THE REQUEST: Check each line for the word "swim" and report how many have it. Give nothing else.

ENTRIES:
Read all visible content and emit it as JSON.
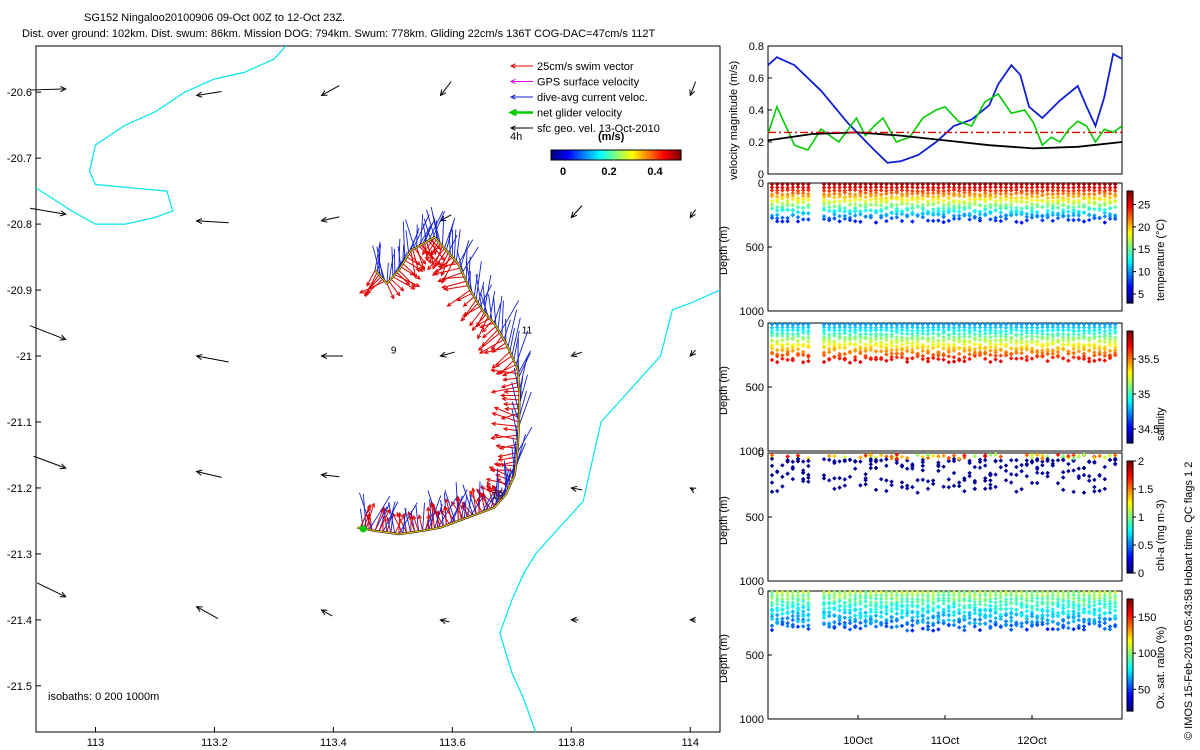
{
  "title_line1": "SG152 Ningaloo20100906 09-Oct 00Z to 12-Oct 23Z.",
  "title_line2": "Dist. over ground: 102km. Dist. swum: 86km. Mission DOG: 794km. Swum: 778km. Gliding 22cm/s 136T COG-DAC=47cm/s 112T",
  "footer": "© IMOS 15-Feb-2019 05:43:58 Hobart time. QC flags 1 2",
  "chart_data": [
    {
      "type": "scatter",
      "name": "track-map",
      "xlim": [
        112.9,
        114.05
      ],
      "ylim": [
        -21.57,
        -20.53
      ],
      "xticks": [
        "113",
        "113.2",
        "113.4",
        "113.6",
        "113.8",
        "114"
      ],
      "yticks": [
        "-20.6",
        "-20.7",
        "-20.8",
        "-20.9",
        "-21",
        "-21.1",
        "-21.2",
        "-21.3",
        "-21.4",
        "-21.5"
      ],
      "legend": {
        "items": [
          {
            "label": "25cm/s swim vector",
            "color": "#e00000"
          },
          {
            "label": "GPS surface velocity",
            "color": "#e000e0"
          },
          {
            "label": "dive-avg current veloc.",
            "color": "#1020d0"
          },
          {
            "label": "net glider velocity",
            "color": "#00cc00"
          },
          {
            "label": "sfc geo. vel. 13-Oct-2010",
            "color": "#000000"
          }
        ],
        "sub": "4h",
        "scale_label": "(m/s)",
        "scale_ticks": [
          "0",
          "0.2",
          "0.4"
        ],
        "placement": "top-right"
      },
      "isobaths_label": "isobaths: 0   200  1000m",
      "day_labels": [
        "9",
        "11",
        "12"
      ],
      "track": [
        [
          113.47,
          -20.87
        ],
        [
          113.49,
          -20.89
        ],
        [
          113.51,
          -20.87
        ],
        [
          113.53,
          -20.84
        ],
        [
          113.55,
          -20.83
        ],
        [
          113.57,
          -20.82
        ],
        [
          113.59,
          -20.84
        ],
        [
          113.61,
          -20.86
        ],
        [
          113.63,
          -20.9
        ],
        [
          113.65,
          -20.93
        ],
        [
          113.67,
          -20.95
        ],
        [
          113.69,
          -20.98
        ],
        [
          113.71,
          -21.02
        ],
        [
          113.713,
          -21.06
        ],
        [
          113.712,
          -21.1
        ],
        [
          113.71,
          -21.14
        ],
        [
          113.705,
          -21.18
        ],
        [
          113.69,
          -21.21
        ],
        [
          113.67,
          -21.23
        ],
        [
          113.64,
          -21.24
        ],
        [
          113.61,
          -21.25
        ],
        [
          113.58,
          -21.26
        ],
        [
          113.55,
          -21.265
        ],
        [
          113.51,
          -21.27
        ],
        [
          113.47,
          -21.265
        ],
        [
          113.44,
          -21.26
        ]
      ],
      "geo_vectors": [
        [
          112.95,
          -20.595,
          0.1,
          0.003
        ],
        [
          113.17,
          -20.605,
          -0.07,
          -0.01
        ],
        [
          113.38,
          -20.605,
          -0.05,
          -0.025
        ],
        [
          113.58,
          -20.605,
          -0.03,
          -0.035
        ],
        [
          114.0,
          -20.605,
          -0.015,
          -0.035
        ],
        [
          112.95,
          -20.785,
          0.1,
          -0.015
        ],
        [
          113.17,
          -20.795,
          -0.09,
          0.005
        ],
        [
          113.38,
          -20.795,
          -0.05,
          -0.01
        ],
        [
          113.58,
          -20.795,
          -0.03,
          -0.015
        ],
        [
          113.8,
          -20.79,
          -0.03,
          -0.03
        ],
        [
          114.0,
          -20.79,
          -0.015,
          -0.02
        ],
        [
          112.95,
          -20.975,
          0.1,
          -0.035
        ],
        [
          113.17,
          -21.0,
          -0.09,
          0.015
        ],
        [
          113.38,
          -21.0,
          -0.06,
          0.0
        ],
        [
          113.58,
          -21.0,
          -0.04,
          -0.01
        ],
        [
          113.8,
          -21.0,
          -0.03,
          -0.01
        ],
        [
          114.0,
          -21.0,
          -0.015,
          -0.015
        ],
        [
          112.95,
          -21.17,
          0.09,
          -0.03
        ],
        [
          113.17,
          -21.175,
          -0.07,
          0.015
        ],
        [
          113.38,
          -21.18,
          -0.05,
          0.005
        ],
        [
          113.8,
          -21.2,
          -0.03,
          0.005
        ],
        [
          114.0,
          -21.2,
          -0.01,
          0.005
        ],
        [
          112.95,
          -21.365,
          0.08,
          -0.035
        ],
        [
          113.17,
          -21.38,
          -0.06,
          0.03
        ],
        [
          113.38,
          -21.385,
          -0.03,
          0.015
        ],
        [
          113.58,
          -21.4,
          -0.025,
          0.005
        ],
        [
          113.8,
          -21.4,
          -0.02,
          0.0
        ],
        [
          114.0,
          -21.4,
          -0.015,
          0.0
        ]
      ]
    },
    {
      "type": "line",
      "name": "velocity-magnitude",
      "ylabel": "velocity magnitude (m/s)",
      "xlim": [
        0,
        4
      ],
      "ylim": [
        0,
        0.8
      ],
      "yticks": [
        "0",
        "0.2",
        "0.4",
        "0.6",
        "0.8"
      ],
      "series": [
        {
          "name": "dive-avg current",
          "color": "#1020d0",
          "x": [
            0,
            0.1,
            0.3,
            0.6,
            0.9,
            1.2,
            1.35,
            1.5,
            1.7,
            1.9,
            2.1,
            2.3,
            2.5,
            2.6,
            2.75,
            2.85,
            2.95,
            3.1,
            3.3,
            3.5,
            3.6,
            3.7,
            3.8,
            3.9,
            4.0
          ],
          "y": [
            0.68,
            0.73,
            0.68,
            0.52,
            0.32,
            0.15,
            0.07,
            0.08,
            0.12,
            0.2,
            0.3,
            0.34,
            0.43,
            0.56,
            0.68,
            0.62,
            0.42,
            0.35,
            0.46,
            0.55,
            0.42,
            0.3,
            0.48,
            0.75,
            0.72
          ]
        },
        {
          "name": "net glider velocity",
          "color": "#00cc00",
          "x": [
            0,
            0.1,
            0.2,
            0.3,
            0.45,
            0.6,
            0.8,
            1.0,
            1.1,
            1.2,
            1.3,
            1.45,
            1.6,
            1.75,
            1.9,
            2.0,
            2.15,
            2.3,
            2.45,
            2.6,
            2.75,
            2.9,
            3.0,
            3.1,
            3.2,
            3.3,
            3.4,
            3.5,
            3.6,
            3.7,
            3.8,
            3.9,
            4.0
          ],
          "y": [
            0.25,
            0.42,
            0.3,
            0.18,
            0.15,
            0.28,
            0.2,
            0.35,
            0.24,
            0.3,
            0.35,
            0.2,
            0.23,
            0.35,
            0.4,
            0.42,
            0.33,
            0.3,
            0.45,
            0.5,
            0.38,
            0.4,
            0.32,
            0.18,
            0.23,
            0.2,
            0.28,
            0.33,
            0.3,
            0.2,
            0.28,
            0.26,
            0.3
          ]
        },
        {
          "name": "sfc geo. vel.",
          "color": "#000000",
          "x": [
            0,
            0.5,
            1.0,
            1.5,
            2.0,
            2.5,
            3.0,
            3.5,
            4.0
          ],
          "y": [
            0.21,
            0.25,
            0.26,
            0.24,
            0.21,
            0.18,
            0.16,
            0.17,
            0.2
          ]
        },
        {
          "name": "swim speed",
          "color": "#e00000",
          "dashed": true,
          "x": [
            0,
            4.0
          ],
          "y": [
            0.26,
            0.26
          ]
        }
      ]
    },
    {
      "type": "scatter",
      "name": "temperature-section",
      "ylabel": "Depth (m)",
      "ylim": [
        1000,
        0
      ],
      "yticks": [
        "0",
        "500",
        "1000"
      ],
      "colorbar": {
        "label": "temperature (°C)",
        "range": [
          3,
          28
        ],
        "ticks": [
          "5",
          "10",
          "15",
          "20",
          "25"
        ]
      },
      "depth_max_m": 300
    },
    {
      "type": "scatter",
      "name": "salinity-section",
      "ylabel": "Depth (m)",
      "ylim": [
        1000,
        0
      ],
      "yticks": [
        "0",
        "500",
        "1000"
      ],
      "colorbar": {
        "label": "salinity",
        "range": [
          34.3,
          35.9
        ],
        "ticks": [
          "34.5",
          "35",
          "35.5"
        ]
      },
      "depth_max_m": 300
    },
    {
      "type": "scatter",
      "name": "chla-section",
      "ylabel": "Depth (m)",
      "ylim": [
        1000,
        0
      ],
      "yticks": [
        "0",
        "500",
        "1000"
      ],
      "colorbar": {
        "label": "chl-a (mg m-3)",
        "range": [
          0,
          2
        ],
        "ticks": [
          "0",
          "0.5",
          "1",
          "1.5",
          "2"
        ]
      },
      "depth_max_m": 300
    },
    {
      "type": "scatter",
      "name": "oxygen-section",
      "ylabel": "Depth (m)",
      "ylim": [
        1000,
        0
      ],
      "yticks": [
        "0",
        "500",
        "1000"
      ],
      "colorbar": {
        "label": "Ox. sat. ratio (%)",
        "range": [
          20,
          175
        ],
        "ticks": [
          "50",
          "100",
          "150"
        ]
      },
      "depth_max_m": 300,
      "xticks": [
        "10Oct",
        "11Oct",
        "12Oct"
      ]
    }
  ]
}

ANSWER IN FULL: 2